▶ [WHAT TO WORK ON] Return each line holding the string "liure".

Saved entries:

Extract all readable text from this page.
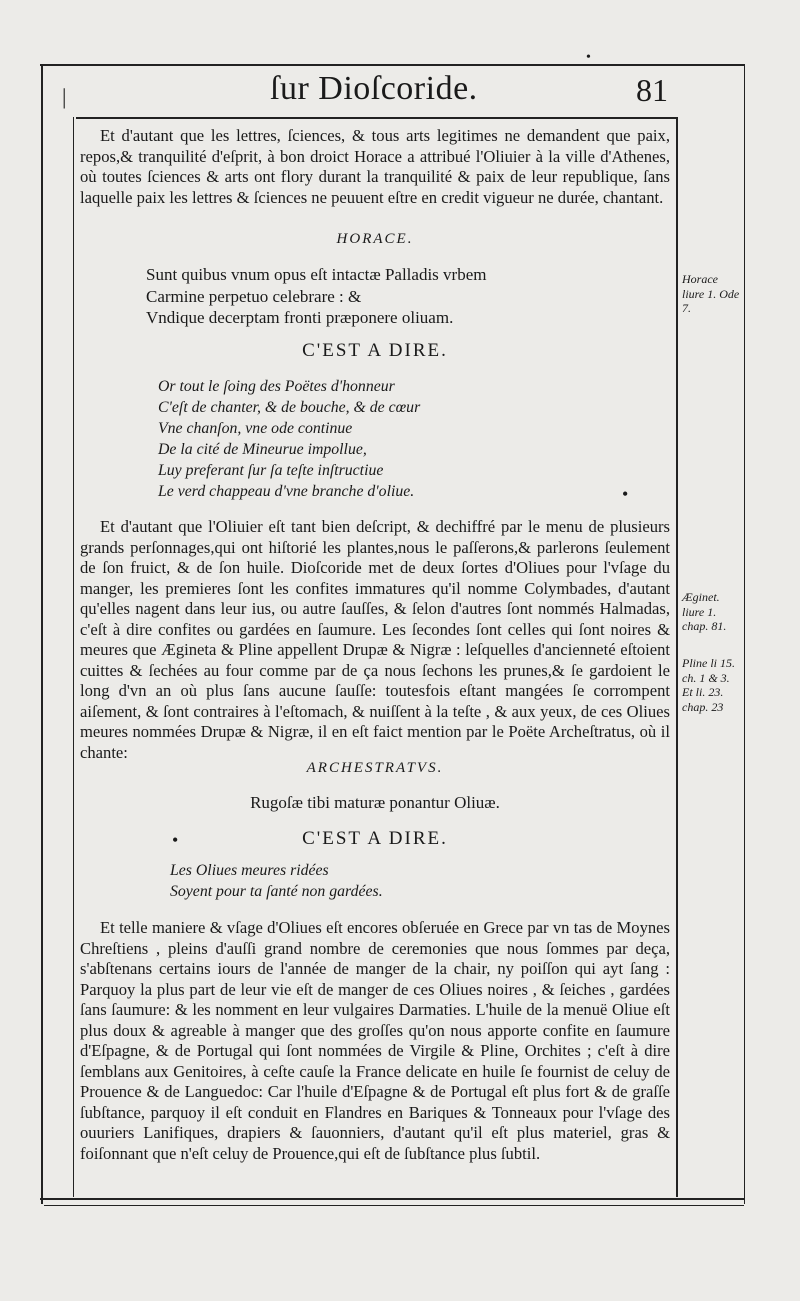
•
|	ſur Dioſcoride.	81

Et d'autant que les lettres, ſciences, & tous arts legitimes ne demandent que paix, repos,& tranquilité d'eſprit, à bon droict Horace a attribué l'Oliuier à la ville d'Athenes, où toutes ſciences & arts ont flory durant la tranquilité & paix de leur republique, ſans laquelle paix les lettres & ſciences ne peuuent eſtre en credit vigueur ne durée, chantant.

HORACE.

Sunt quibus vnum opus eſt intactæ Palladis vrbem

Carmine perpetuo celebrare : &

Vndique decerptam fronti præponere oliuam.

C'EST A DIRE.

Or tout le ſoing des Poëtes d'honneur

C'eſt de chanter, & de bouche, & de cœur

Vne chanſon, vne ode continue

De la cité de Mineurue impollue,

Luy preferant ſur ſa teſte inſtructiue

Le verd chappeau d'vne branche d'oliue.	•

Et d'autant que l'Oliuier eſt tant bien deſcript, & dechiffré par le menu de plusieurs grands perſonnages,qui ont hiſtorié les plantes,nous le paſſerons,& parlerons ſeulement de ſon fruict, & de ſon huile. Dioſcoride met de deux ſortes d'Oliues pour l'vſage du manger, les premieres ſont les confites immatures qu'il nomme Colymbades, d'autant qu'elles nagent dans leur ius, ou autre ſauſſes, & ſelon d'autres ſont nommés Halmadas, c'eſt à dire confites ou gardées en ſaumure. Les ſecondes ſont celles qui ſont noires & meures que Ægineta & Pline appellent Drupæ & Nigræ : leſquelles d'ancienneté eſtoient cuittes & ſechées au four comme par de ça nous ſechons les prunes,& ſe gardoient le long d'vn an où plus ſans aucune ſauſſe: toutesfois eſtant mangées ſe corrompent aiſement, & ſont contraires à l'eſtomach, & nuiſſent à la teſte , & aux yeux, de ces Oliues meures nommées Drupæ & Nigræ, il en eſt faict mention par le Poëte Archeſtratus, où il chante:

ARCHESTRATVS.
Rugoſæ tibi maturæ ponantur Oliuæ.
C'EST A DIRE.
•

Les Oliues meures ridées

Soyent pour ta ſanté non gardées.

Et telle maniere & vſage d'Oliues eſt encores obſeruée en Grece par vn tas de Moynes Chreſtiens , pleins d'auſſi grand nombre de ceremonies que nous ſommes par deça, s'abſtenans certains iours de l'année de manger de la chair, ny poiſſon qui ayt ſang : Parquoy la plus part de leur vie eſt de manger de ces Oliues noires , & ſeiches , gardées ſans ſaumure: & les nomment en leur vulgaires Darmaties. L'huile de la menuë Oliue eſt plus doux & agreable à manger que des groſſes qu'on nous apporte confite en ſaumure d'Eſpagne, & de Portugal qui ſont nommées de Virgile & Pline, Orchites ; c'eſt à dire ſemblans aux Genitoires, à ceſte cauſe la France delicate en huile ſe fournist de celuy de Prouence & de Languedoc: Car l'huile d'Eſpagne & de Portugal eſt plus fort & de graſſe ſubſtance, parquoy il eſt conduit en Flandres en Bariques & Tonneaux pour l'vſage des ouuriers Lanifiques, drapiers & ſauonniers, d'autant qu'il eſt plus materiel, gras & foiſonnant que n'eſt celuy de Prouence,qui eſt de ſubſtance plus ſubtil.

Horace liure 1. Ode 7.
Æginet. liure 1. chap. 81.
Pline li 15. ch. 1 & 3. Et li. 23. chap. 23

▶ [EXERCISE OUTPUT]
Horace liure 1. Ode 7.
Æginet. liure 1. chap. 81.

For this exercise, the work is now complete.